### Given task
Lay out the data as a numbered list, starting at its first line and ending at the line that contains "data-point [581, 388, 588, 395]", with both of those lines included. Leave out any blank lines.

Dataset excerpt
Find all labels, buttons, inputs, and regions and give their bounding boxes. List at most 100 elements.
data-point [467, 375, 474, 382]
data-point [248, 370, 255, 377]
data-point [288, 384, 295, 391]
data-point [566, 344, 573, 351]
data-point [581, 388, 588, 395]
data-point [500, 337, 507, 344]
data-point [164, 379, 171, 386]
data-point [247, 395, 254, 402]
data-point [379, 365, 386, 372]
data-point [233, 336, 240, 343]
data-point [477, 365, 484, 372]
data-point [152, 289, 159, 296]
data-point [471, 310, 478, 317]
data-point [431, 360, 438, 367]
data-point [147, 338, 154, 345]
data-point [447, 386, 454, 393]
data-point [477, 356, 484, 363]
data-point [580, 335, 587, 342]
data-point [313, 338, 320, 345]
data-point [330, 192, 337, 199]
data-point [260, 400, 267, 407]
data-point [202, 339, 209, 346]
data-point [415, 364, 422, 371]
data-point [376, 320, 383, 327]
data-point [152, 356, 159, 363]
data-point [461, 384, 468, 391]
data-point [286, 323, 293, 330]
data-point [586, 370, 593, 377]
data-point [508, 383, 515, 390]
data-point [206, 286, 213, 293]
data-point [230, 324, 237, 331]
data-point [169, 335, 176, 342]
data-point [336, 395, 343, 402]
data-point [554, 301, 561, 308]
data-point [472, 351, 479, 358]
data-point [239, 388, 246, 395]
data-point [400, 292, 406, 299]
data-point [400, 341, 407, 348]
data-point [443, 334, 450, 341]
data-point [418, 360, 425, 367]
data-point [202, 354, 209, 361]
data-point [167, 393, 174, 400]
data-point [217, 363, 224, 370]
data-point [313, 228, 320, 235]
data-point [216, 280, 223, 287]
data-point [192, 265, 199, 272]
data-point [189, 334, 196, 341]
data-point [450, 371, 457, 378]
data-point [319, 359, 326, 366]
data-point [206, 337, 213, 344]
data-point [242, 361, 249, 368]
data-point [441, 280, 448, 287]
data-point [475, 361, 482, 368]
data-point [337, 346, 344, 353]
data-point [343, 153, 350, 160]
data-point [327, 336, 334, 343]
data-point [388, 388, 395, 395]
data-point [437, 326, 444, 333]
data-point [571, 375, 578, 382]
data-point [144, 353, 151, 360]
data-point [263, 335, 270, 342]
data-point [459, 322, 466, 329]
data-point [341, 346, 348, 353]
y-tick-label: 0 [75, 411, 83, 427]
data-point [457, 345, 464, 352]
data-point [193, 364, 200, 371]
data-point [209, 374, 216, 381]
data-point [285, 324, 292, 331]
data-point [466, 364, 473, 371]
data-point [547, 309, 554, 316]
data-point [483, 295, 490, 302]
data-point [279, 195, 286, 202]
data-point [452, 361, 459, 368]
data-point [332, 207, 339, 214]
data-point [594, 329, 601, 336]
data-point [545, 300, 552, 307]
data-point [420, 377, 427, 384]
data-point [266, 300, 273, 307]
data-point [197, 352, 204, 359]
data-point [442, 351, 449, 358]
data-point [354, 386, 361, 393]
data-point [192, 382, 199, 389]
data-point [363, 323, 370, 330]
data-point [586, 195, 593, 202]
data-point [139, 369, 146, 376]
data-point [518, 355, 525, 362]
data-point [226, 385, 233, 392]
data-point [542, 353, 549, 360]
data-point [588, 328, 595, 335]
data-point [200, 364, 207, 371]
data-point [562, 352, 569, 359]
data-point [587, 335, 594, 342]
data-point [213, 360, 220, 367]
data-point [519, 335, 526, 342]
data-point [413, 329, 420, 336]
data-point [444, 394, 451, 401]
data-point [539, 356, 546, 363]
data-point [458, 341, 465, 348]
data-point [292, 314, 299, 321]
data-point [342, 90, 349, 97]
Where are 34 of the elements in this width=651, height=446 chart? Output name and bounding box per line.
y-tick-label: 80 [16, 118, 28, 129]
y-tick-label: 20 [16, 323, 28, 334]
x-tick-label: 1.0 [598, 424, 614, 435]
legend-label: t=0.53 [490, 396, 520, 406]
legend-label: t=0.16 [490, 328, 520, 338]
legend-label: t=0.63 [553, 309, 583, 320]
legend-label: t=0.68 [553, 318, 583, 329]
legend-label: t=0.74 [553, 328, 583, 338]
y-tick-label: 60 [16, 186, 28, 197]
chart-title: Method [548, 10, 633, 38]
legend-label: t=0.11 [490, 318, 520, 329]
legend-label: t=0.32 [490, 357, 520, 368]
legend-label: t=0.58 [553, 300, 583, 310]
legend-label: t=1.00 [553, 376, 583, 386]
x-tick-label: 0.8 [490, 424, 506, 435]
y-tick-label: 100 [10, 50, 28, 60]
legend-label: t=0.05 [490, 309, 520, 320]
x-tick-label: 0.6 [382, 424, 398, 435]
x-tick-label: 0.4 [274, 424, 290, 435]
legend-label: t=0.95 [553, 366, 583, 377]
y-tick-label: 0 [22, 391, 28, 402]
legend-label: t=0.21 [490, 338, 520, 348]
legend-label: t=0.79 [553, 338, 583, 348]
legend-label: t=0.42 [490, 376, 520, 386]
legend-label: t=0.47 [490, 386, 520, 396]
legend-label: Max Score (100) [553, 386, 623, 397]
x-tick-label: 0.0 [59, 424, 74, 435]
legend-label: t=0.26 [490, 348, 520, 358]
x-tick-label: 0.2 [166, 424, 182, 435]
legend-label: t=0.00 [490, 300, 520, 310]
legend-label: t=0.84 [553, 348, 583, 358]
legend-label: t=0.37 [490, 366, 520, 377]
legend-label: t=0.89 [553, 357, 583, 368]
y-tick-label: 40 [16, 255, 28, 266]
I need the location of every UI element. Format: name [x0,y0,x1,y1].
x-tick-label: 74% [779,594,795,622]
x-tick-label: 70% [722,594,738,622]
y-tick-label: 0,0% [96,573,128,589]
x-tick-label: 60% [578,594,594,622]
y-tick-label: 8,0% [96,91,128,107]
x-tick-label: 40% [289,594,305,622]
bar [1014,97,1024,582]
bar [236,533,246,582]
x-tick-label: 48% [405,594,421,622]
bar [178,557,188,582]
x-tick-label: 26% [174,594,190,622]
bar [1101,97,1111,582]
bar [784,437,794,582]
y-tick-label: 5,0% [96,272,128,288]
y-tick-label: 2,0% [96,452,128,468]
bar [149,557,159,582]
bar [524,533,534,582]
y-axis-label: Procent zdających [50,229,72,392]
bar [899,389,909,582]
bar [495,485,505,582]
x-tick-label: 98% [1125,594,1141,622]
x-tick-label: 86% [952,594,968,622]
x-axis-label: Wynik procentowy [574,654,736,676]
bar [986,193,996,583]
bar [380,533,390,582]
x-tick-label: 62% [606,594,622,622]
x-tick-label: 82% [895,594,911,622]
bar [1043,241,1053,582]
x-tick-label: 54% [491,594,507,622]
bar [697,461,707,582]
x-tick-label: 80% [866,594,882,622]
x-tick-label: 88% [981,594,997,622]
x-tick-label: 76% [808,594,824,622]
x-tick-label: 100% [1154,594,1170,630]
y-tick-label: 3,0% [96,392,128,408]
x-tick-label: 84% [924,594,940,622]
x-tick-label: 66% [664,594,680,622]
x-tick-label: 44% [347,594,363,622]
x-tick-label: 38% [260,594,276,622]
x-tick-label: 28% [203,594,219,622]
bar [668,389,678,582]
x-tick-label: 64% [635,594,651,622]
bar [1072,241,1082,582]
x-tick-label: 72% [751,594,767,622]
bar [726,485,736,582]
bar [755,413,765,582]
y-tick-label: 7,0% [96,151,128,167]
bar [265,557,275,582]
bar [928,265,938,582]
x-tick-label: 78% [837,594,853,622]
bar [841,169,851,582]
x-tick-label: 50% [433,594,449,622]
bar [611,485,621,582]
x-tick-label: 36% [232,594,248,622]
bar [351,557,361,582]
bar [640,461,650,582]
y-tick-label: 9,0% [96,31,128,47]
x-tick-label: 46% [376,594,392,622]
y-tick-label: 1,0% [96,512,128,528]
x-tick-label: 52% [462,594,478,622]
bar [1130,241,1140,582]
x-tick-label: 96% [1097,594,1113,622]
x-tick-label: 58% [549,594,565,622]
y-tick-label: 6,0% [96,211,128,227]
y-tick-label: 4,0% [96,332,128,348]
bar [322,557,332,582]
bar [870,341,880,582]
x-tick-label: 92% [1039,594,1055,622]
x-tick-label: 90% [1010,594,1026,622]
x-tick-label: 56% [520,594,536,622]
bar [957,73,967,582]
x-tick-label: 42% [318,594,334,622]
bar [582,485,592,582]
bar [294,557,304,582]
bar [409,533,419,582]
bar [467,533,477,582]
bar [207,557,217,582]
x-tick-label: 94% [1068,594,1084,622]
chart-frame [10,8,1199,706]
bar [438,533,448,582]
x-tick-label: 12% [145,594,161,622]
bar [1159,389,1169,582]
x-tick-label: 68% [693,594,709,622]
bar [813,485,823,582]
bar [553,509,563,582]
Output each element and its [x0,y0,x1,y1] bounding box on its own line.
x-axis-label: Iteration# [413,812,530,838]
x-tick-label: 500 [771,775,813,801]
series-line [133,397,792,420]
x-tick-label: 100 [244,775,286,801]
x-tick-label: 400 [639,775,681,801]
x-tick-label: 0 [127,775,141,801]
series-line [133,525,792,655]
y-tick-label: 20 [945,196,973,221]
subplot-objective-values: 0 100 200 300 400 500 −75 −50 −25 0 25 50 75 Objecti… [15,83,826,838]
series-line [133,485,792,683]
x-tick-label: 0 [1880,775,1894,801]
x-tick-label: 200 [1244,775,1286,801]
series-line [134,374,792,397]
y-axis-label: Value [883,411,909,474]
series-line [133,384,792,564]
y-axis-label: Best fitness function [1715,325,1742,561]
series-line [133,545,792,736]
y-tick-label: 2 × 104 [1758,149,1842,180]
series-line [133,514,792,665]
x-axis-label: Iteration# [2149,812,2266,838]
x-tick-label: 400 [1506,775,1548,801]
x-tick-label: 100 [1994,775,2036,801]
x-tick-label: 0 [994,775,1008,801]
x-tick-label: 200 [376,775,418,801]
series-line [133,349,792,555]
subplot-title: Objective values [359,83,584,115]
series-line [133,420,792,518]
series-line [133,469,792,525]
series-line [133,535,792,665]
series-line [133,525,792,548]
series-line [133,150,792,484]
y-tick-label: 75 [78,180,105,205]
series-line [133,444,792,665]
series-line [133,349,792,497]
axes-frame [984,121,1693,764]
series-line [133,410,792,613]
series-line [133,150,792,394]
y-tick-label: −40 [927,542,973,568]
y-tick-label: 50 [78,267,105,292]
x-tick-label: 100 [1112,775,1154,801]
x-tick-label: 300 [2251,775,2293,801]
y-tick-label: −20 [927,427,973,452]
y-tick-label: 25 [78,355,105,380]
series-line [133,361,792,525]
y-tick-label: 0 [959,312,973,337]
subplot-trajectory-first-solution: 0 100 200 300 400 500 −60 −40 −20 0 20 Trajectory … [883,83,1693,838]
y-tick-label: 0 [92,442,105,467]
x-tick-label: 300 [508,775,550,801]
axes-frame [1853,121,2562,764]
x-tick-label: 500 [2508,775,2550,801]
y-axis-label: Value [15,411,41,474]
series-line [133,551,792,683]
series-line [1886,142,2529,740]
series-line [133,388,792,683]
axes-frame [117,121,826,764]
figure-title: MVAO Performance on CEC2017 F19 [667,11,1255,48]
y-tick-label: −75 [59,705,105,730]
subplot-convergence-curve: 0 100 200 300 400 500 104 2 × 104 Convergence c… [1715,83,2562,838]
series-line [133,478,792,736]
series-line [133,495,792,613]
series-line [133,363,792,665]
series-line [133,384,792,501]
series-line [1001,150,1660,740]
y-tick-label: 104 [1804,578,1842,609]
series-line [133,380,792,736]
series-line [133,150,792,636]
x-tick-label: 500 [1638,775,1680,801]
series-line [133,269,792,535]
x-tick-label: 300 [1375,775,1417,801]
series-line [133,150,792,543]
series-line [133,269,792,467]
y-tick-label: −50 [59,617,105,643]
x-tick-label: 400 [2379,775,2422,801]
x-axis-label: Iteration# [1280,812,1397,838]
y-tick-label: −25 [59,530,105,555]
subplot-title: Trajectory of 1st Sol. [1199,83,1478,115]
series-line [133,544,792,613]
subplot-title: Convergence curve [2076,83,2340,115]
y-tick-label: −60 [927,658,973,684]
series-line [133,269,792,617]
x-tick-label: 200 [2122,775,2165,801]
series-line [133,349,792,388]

### Task solution
1. Find all labels, buttons, inputs, and regions and give their bounding boxes. List at most 100 elements.
2. data-point [467, 375, 474, 382]
3. data-point [248, 370, 255, 377]
4. data-point [288, 384, 295, 391]
5. data-point [566, 344, 573, 351]
6. data-point [581, 388, 588, 395]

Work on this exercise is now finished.